━━━ INPUT DATA ━━━
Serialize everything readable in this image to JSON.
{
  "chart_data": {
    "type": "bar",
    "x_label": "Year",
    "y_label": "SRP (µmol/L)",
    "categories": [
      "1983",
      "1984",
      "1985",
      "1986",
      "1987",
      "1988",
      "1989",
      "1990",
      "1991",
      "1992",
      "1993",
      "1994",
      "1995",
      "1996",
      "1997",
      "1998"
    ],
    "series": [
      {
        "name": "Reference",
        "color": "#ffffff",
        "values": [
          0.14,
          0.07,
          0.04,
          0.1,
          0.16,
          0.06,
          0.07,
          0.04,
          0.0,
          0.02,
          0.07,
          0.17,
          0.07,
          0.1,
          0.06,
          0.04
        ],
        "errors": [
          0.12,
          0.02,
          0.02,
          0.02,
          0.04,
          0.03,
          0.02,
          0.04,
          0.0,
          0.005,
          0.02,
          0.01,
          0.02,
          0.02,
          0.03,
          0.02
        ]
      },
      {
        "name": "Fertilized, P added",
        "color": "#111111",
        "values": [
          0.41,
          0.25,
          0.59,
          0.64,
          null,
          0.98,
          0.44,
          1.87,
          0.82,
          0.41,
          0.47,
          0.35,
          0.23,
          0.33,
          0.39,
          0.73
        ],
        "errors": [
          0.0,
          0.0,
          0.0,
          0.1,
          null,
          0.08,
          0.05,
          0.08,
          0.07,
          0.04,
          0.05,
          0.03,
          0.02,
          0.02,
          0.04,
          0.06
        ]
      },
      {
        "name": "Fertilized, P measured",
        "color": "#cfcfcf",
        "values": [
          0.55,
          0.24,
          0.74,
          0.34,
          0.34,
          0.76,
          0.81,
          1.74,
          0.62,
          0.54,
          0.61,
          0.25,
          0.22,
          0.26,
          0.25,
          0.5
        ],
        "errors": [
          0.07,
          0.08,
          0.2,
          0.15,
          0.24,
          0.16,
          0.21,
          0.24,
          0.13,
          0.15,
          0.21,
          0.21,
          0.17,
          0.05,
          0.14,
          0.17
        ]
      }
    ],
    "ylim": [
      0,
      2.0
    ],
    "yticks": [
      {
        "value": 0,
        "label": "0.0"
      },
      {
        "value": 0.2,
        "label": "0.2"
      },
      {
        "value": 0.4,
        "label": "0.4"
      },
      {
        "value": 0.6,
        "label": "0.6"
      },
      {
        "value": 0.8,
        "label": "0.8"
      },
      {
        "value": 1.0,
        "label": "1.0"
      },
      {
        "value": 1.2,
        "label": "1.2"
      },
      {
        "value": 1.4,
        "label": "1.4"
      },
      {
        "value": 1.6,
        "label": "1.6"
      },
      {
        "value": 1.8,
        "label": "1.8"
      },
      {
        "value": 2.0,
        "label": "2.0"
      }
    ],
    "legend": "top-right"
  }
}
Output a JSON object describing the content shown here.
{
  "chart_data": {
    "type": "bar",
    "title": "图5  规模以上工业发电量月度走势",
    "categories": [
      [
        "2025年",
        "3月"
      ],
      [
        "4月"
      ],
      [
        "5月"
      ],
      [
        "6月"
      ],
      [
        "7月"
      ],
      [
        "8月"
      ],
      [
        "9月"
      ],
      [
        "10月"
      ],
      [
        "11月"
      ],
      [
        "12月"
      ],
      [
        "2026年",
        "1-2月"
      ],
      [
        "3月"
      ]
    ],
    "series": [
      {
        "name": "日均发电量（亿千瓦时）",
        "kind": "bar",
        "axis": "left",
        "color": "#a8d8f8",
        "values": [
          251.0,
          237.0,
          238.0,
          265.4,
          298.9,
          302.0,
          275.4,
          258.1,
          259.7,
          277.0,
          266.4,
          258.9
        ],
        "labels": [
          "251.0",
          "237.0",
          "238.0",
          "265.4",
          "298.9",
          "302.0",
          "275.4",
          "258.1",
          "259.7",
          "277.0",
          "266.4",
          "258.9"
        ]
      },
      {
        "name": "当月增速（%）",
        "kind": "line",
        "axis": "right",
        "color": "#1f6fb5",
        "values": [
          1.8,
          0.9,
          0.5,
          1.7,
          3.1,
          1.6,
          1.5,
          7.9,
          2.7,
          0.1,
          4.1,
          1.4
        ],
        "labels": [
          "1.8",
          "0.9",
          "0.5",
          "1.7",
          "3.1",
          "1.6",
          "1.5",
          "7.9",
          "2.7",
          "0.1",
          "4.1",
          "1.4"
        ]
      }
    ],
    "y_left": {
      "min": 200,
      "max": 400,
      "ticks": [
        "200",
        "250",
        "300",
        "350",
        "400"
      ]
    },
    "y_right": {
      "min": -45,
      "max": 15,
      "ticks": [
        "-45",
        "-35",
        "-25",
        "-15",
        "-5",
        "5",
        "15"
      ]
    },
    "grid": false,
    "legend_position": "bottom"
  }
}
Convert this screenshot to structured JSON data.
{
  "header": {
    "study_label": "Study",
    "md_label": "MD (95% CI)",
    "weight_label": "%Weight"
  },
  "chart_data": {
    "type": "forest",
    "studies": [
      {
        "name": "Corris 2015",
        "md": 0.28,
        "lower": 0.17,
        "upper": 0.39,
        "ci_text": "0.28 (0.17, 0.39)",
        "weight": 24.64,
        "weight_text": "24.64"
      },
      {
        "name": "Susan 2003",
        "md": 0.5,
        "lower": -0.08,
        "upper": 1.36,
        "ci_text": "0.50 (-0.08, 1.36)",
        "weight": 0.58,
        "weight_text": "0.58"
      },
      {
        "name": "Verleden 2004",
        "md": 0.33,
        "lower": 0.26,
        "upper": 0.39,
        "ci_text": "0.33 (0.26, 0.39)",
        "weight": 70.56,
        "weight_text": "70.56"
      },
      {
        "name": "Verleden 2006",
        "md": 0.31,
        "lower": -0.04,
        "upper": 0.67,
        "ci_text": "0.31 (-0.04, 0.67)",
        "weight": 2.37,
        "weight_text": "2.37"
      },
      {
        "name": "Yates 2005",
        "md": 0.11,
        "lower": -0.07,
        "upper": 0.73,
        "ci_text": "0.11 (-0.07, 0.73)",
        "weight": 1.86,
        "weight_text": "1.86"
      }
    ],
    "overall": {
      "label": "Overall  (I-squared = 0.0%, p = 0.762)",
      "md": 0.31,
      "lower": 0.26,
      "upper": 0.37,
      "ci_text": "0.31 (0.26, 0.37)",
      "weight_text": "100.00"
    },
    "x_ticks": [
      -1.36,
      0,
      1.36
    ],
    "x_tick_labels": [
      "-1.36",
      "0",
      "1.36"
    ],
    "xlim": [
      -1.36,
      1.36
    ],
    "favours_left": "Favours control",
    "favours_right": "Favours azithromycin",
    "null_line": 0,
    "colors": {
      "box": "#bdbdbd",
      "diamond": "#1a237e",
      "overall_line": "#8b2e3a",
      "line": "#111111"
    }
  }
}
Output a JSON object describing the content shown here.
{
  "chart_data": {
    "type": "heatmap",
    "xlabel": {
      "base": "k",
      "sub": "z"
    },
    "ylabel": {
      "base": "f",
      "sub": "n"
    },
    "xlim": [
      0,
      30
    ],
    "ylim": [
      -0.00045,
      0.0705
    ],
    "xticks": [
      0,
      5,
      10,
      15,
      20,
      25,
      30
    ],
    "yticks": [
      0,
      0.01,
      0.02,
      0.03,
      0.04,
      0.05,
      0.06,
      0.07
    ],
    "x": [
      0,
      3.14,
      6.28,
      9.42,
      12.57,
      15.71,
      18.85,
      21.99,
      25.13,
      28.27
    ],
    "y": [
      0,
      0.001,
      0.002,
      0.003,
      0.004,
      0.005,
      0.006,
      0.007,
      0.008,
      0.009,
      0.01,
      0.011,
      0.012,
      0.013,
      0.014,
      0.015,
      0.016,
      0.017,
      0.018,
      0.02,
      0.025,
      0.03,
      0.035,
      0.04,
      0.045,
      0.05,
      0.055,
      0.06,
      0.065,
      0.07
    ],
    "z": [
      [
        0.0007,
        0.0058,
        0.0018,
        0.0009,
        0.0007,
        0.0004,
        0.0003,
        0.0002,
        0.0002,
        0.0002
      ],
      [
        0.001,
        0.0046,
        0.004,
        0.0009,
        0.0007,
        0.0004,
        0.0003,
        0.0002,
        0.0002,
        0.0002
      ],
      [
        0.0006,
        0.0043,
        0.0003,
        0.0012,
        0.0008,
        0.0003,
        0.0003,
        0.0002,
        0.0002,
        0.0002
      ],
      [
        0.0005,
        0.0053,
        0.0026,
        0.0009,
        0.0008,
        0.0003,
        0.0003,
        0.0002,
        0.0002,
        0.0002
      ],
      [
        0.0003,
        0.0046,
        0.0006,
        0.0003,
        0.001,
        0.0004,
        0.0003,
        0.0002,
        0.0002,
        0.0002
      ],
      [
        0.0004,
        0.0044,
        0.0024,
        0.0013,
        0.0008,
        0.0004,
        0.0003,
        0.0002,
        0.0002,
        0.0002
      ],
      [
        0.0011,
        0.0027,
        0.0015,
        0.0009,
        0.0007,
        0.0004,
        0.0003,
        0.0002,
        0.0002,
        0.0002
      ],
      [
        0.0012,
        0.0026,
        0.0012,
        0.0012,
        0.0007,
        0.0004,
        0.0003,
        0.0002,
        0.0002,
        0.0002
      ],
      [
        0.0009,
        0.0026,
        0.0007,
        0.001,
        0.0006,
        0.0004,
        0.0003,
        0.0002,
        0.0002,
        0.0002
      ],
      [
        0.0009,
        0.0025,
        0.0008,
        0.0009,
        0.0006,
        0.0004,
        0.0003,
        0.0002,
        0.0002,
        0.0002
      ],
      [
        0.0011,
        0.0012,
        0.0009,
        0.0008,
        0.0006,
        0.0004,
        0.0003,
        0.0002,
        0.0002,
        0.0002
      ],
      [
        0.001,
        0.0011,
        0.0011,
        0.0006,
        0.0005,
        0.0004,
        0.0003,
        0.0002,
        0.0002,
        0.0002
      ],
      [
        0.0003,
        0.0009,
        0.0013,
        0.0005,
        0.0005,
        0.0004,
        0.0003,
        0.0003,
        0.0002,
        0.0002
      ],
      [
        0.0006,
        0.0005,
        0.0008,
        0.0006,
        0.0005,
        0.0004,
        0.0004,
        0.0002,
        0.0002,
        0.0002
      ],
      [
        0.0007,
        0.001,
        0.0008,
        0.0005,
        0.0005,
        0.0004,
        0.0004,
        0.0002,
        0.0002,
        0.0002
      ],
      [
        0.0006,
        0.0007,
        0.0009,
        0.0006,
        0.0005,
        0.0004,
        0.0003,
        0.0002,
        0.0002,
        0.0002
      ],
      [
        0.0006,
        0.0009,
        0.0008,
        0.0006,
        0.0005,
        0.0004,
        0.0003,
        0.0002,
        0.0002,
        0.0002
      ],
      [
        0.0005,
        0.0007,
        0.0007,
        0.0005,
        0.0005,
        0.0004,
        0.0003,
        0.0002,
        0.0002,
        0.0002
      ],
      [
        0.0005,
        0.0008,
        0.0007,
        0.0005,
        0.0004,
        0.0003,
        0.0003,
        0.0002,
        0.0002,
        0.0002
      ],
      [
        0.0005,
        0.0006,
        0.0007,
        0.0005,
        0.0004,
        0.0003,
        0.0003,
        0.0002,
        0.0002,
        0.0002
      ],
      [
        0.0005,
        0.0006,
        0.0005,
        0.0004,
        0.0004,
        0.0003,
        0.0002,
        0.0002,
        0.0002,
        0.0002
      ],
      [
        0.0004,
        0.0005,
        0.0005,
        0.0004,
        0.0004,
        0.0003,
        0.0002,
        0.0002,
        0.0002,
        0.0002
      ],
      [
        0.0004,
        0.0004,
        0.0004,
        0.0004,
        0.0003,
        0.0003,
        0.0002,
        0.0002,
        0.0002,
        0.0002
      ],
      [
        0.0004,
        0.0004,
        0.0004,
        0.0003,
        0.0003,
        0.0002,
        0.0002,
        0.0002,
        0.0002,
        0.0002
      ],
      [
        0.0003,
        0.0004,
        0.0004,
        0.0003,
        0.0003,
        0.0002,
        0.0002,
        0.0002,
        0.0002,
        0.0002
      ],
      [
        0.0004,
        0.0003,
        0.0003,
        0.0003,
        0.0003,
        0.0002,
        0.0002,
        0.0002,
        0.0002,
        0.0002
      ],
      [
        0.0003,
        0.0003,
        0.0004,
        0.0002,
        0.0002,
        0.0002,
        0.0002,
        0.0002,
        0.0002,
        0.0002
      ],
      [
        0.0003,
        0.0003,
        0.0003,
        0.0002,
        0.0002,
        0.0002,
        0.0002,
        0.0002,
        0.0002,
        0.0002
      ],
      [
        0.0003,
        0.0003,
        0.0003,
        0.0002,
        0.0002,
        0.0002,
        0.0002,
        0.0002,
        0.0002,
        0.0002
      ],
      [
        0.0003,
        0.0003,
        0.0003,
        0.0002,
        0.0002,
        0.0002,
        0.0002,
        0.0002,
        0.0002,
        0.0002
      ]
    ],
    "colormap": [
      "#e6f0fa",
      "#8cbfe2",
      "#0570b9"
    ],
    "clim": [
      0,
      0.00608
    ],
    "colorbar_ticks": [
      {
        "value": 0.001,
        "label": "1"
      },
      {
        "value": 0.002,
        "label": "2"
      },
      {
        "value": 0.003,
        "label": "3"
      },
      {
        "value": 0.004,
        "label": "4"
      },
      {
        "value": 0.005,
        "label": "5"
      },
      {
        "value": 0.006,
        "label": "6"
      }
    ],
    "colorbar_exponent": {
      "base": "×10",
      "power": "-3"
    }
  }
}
━━━
— WHAT THE TASK ASKS —
Gather every line containing the word "upper" and copy it.

— TASK ANSWER —
        "upper": 0.39,
        "upper": 1.36,
        "upper": 0.39,
        "upper": 0.67,
        "upper": 0.73,
      "upper": 0.37,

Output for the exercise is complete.